━━━ Extract ━━━
And here’s the punch line: the scenario isn’t completely crazy. William Jennings Bryan was almost elected president three times. President, as in President of the United States. And like Falwell, Bryan was a Bible-thumping maniac; later in life Bryan led the jihad in Tennessee to crush a schoolteacher for daring to teach evolution in a high school. This messianic ayatollah fuckwit could have been running the country just as the world was ramping up for World War I. Anybody up for a holy war?
━━━ Dataset extract ━━━
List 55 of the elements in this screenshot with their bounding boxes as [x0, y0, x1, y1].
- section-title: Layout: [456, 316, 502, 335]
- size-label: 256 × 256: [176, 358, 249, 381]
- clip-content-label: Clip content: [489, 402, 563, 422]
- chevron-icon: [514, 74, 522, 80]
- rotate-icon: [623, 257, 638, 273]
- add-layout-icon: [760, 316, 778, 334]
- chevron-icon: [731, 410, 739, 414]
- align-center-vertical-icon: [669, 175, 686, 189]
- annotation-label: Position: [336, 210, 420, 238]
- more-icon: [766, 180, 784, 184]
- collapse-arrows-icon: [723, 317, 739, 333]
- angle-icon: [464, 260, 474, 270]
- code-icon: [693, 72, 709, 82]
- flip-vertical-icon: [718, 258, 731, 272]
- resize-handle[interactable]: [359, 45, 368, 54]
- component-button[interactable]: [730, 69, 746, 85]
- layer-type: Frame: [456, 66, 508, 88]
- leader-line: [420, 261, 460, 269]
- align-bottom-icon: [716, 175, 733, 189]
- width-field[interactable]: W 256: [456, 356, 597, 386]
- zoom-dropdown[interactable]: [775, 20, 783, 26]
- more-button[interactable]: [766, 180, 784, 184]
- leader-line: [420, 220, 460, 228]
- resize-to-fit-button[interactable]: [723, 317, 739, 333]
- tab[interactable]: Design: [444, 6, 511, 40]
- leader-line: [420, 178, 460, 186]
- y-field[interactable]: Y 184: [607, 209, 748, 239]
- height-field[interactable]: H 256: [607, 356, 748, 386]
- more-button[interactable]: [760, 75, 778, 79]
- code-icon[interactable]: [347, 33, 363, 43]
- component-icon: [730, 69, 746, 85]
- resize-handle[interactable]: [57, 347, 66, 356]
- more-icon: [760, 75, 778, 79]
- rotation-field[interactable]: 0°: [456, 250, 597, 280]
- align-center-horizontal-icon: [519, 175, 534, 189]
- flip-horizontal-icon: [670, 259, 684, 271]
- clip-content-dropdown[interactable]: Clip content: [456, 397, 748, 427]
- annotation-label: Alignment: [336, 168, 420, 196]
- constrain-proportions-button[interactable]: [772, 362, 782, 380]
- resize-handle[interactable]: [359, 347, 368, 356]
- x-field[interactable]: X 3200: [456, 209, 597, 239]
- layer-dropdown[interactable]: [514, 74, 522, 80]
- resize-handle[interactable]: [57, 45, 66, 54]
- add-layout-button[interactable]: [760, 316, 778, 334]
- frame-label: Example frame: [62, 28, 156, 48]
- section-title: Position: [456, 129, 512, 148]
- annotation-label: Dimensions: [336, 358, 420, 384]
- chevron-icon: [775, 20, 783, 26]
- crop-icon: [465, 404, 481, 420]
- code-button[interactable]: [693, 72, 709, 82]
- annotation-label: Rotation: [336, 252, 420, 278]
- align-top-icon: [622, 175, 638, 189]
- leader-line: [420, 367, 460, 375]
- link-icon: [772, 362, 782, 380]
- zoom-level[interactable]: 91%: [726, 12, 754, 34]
━━━
> [Work to be completed] In the extract about William Jennings Bryan, how many times was Bryan almost elected president?

> [Expected answer] Three times.